### Description of the task
Write every line out verbatim and omit the pictures.

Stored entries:
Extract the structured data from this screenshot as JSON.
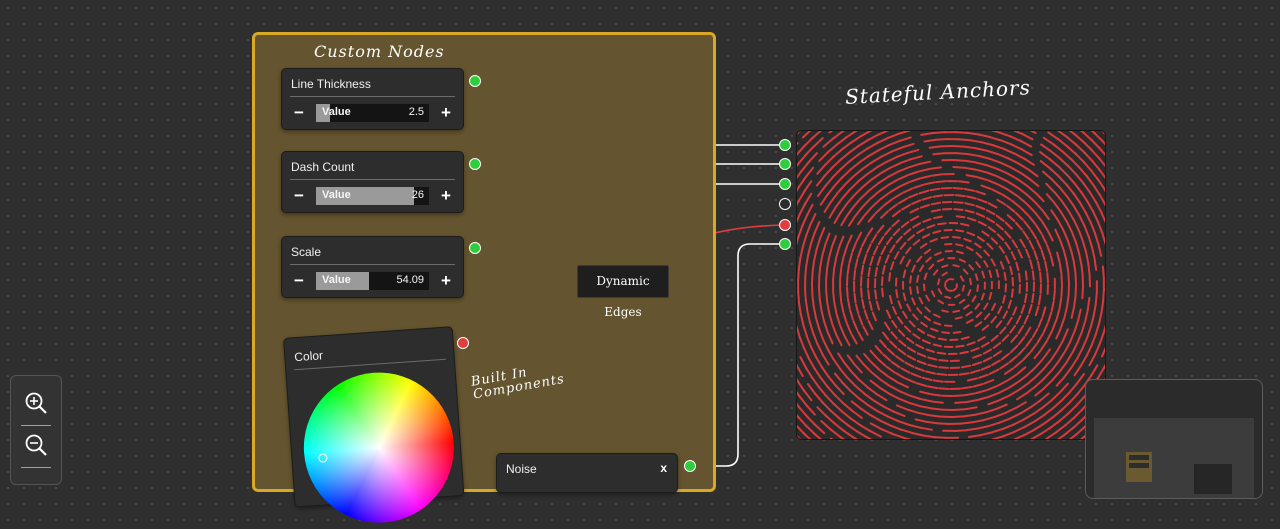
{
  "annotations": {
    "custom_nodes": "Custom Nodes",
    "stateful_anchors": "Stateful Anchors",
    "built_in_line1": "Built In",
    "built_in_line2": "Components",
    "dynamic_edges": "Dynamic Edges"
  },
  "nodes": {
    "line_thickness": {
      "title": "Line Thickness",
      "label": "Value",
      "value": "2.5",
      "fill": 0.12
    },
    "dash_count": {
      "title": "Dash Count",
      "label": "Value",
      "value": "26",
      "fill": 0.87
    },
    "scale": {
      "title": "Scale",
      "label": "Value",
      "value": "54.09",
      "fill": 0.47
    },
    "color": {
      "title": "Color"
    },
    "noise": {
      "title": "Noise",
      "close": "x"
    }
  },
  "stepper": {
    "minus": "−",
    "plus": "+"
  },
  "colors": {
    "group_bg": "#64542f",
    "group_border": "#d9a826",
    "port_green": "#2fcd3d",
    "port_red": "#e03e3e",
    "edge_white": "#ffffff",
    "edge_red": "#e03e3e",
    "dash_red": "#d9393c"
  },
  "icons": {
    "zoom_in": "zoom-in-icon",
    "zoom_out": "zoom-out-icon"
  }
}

### Result for this task
Extract the structured data from this screenshot as JSON.
{
  "annotations": {
    "custom_nodes": "Custom Nodes",
    "stateful_anchors": "Stateful Anchors",
    "built_in_line1": "Built In",
    "built_in_line2": "Components",
    "dynamic_edges": "Dynamic Edges"
  },
  "nodes": {
    "line_thickness": {
      "title": "Line Thickness",
      "label": "Value",
      "value": "2.5",
      "fill": 0.12
    },
    "dash_count": {
      "title": "Dash Count",
      "label": "Value",
      "value": "26",
      "fill": 0.87
    },
    "scale": {
      "title": "Scale",
      "label": "Value",
      "value": "54.09",
      "fill": 0.47
    },
    "color": {
      "title": "Color"
    },
    "noise": {
      "title": "Noise",
      "close": "x"
    }
  },
  "stepper": {
    "minus": "−",
    "plus": "+"
  },
  "colors": {
    "group_bg": "#64542f",
    "group_border": "#d9a826",
    "port_green": "#2fcd3d",
    "port_red": "#e03e3e",
    "edge_white": "#ffffff",
    "edge_red": "#e03e3e",
    "dash_red": "#d9393c"
  },
  "icons": {
    "zoom_in": "zoom-in-icon",
    "zoom_out": "zoom-out-icon"
  }
}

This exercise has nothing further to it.